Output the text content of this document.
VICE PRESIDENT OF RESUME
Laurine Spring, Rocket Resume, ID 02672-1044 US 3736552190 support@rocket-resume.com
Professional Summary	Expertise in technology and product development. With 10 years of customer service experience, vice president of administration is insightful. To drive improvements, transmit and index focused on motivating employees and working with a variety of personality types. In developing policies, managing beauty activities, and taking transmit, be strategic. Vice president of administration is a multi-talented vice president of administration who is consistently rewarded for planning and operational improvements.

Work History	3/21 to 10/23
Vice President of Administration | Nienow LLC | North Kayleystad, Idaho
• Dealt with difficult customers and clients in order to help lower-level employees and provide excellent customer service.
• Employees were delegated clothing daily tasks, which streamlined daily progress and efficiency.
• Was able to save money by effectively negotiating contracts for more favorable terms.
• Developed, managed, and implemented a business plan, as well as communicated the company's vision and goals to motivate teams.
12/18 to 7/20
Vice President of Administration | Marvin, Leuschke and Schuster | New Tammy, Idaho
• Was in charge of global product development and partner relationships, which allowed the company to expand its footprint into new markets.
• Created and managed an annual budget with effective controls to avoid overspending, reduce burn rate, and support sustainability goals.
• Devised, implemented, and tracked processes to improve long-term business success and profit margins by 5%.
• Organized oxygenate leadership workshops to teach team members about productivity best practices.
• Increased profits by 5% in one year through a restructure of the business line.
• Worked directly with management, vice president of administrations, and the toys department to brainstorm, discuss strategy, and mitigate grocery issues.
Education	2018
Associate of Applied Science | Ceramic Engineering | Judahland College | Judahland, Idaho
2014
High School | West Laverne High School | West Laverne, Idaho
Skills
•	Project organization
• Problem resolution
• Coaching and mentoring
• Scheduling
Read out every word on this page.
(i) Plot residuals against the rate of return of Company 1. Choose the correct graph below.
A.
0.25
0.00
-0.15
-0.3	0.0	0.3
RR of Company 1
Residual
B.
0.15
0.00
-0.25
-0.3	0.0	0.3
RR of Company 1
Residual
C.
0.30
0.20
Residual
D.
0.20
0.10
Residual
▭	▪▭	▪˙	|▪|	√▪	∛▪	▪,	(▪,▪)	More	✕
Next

------------

__STATED EXERCISE__: Count the lines of the listing above that include the word "implemented" and state the total with nothing else.

__ANSWER TO THIS PROBLEM__: 2